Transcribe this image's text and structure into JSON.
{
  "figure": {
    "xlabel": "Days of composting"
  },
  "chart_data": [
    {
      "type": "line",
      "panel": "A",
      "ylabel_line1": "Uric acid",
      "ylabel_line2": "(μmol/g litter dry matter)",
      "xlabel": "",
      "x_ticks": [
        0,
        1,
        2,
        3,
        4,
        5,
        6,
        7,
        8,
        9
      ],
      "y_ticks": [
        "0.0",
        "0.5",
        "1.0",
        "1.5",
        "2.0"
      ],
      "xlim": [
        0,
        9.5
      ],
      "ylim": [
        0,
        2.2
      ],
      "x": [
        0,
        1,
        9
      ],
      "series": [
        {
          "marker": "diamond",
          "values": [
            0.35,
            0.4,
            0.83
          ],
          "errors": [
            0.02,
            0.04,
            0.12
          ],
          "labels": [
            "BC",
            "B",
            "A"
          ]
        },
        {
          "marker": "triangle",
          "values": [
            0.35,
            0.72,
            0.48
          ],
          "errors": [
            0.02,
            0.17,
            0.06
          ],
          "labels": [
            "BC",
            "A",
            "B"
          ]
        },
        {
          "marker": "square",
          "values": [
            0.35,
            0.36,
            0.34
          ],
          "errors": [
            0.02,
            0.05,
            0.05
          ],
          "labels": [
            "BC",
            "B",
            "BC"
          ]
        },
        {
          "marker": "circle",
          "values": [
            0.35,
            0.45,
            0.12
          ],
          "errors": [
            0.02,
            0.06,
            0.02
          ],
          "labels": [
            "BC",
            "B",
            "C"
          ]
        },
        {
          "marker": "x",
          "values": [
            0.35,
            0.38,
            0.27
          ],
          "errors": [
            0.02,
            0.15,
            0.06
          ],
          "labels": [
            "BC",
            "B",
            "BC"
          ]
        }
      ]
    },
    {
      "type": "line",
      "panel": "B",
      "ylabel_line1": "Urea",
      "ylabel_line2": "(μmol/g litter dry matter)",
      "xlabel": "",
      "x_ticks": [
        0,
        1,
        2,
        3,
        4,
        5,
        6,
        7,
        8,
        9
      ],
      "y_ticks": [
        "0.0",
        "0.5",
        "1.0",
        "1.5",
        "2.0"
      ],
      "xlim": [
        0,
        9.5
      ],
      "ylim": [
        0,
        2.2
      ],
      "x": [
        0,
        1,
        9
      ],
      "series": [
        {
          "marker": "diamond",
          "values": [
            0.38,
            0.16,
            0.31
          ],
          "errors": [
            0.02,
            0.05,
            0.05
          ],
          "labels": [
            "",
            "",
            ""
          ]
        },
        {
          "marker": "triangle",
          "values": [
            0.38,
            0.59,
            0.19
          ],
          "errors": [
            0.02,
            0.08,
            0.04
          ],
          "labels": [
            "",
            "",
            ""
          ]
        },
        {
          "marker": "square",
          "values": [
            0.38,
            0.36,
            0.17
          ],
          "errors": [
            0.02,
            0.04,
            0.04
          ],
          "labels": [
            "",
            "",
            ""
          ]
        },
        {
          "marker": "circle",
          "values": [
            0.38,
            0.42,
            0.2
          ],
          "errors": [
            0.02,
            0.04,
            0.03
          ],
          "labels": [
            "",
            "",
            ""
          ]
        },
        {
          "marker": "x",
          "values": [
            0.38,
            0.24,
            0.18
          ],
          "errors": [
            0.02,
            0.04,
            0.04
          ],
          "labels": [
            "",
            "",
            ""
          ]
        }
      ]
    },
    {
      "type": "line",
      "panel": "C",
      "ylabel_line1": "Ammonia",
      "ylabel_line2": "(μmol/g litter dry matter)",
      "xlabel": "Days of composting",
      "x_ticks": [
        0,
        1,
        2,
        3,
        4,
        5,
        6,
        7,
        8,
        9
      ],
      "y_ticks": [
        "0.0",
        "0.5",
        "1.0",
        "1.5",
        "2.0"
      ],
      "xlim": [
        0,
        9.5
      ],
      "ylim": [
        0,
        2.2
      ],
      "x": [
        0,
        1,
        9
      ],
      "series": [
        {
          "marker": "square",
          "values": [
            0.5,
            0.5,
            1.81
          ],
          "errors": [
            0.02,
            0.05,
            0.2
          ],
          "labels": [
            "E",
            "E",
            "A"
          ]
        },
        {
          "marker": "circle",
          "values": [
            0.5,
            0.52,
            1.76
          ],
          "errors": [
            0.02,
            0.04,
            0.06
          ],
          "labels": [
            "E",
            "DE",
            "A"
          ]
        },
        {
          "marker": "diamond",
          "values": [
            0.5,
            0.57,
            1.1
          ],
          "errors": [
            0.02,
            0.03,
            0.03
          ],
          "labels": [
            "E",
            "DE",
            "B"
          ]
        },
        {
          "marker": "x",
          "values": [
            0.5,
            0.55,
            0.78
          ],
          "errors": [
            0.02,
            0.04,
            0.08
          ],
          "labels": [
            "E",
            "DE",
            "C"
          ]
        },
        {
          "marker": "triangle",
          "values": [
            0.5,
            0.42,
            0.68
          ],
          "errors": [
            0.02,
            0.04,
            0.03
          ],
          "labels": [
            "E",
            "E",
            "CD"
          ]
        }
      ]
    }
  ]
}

::::::::

# Exercise requirements
Restate the whole listing exactly, leaving out nothing.

# Task result
Transcribe this image's text and structure into JSON.
{
  "figure": {
    "xlabel": "Days of composting"
  },
  "chart_data": [
    {
      "type": "line",
      "panel": "A",
      "ylabel_line1": "Uric acid",
      "ylabel_line2": "(μmol/g litter dry matter)",
      "xlabel": "",
      "x_ticks": [
        0,
        1,
        2,
        3,
        4,
        5,
        6,
        7,
        8,
        9
      ],
      "y_ticks": [
        "0.0",
        "0.5",
        "1.0",
        "1.5",
        "2.0"
      ],
      "xlim": [
        0,
        9.5
      ],
      "ylim": [
        0,
        2.2
      ],
      "x": [
        0,
        1,
        9
      ],
      "series": [
        {
          "marker": "diamond",
          "values": [
            0.35,
            0.4,
            0.83
          ],
          "errors": [
            0.02,
            0.04,
            0.12
          ],
          "labels": [
            "BC",
            "B",
            "A"
          ]
        },
        {
          "marker": "triangle",
          "values": [
            0.35,
            0.72,
            0.48
          ],
          "errors": [
            0.02,
            0.17,
            0.06
          ],
          "labels": [
            "BC",
            "A",
            "B"
          ]
        },
        {
          "marker": "square",
          "values": [
            0.35,
            0.36,
            0.34
          ],
          "errors": [
            0.02,
            0.05,
            0.05
          ],
          "labels": [
            "BC",
            "B",
            "BC"
          ]
        },
        {
          "marker": "circle",
          "values": [
            0.35,
            0.45,
            0.12
          ],
          "errors": [
            0.02,
            0.06,
            0.02
          ],
          "labels": [
            "BC",
            "B",
            "C"
          ]
        },
        {
          "marker": "x",
          "values": [
            0.35,
            0.38,
            0.27
          ],
          "errors": [
            0.02,
            0.15,
            0.06
          ],
          "labels": [
            "BC",
            "B",
            "BC"
          ]
        }
      ]
    },
    {
      "type": "line",
      "panel": "B",
      "ylabel_line1": "Urea",
      "ylabel_line2": "(μmol/g litter dry matter)",
      "xlabel": "",
      "x_ticks": [
        0,
        1,
        2,
        3,
        4,
        5,
        6,
        7,
        8,
        9
      ],
      "y_ticks": [
        "0.0",
        "0.5",
        "1.0",
        "1.5",
        "2.0"
      ],
      "xlim": [
        0,
        9.5
      ],
      "ylim": [
        0,
        2.2
      ],
      "x": [
        0,
        1,
        9
      ],
      "series": [
        {
          "marker": "diamond",
          "values": [
            0.38,
            0.16,
            0.31
          ],
          "errors": [
            0.02,
            0.05,
            0.05
          ],
          "labels": [
            "",
            "",
            ""
          ]
        },
        {
          "marker": "triangle",
          "values": [
            0.38,
            0.59,
            0.19
          ],
          "errors": [
            0.02,
            0.08,
            0.04
          ],
          "labels": [
            "",
            "",
            ""
          ]
        },
        {
          "marker": "square",
          "values": [
            0.38,
            0.36,
            0.17
          ],
          "errors": [
            0.02,
            0.04,
            0.04
          ],
          "labels": [
            "",
            "",
            ""
          ]
        },
        {
          "marker": "circle",
          "values": [
            0.38,
            0.42,
            0.2
          ],
          "errors": [
            0.02,
            0.04,
            0.03
          ],
          "labels": [
            "",
            "",
            ""
          ]
        },
        {
          "marker": "x",
          "values": [
            0.38,
            0.24,
            0.18
          ],
          "errors": [
            0.02,
            0.04,
            0.04
          ],
          "labels": [
            "",
            "",
            ""
          ]
        }
      ]
    },
    {
      "type": "line",
      "panel": "C",
      "ylabel_line1": "Ammonia",
      "ylabel_line2": "(μmol/g litter dry matter)",
      "xlabel": "Days of composting",
      "x_ticks": [
        0,
        1,
        2,
        3,
        4,
        5,
        6,
        7,
        8,
        9
      ],
      "y_ticks": [
        "0.0",
        "0.5",
        "1.0",
        "1.5",
        "2.0"
      ],
      "xlim": [
        0,
        9.5
      ],
      "ylim": [
        0,
        2.2
      ],
      "x": [
        0,
        1,
        9
      ],
      "series": [
        {
          "marker": "square",
          "values": [
            0.5,
            0.5,
            1.81
          ],
          "errors": [
            0.02,
            0.05,
            0.2
          ],
          "labels": [
            "E",
            "E",
            "A"
          ]
        },
        {
          "marker": "circle",
          "values": [
            0.5,
            0.52,
            1.76
          ],
          "errors": [
            0.02,
            0.04,
            0.06
          ],
          "labels": [
            "E",
            "DE",
            "A"
          ]
        },
        {
          "marker": "diamond",
          "values": [
            0.5,
            0.57,
            1.1
          ],
          "errors": [
            0.02,
            0.03,
            0.03
          ],
          "labels": [
            "E",
            "DE",
            "B"
          ]
        },
        {
          "marker": "x",
          "values": [
            0.5,
            0.55,
            0.78
          ],
          "errors": [
            0.02,
            0.04,
            0.08
          ],
          "labels": [
            "E",
            "DE",
            "C"
          ]
        },
        {
          "marker": "triangle",
          "values": [
            0.5,
            0.42,
            0.68
          ],
          "errors": [
            0.02,
            0.04,
            0.03
          ],
          "labels": [
            "E",
            "E",
            "CD"
          ]
        }
      ]
    }
  ]
}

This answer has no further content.